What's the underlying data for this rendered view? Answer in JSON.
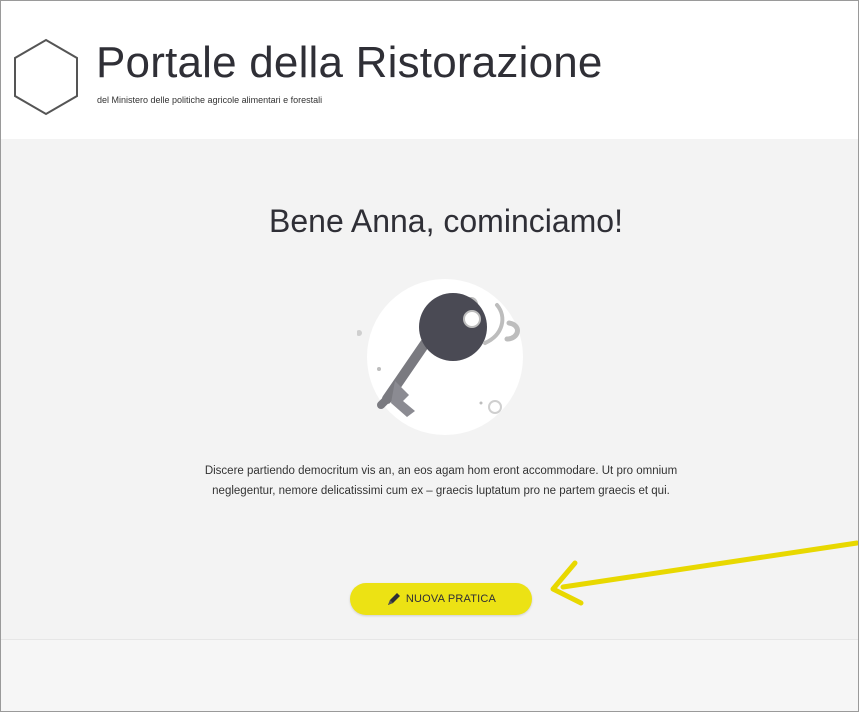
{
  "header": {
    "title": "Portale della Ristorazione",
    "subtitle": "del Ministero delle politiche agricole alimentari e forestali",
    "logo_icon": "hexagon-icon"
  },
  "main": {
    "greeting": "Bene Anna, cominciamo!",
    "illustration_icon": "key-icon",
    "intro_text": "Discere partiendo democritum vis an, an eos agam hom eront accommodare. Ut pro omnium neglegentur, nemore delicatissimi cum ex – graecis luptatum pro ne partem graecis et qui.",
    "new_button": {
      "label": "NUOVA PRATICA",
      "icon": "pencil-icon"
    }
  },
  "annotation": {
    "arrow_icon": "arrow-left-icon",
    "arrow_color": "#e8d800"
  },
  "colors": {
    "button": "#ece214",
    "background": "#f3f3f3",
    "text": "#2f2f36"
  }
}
++++++++++++++++++++
Aim: Copy out the records above in full, exactly as written, but not the pictures.

Problem solution:
What's the underlying data for this rendered view? Answer in JSON.
{
  "header": {
    "title": "Portale della Ristorazione",
    "subtitle": "del Ministero delle politiche agricole alimentari e forestali",
    "logo_icon": "hexagon-icon"
  },
  "main": {
    "greeting": "Bene Anna, cominciamo!",
    "illustration_icon": "key-icon",
    "intro_text": "Discere partiendo democritum vis an, an eos agam hom eront accommodare. Ut pro omnium neglegentur, nemore delicatissimi cum ex – graecis luptatum pro ne partem graecis et qui.",
    "new_button": {
      "label": "NUOVA PRATICA",
      "icon": "pencil-icon"
    }
  },
  "annotation": {
    "arrow_icon": "arrow-left-icon",
    "arrow_color": "#e8d800"
  },
  "colors": {
    "button": "#ece214",
    "background": "#f3f3f3",
    "text": "#2f2f36"
  }
}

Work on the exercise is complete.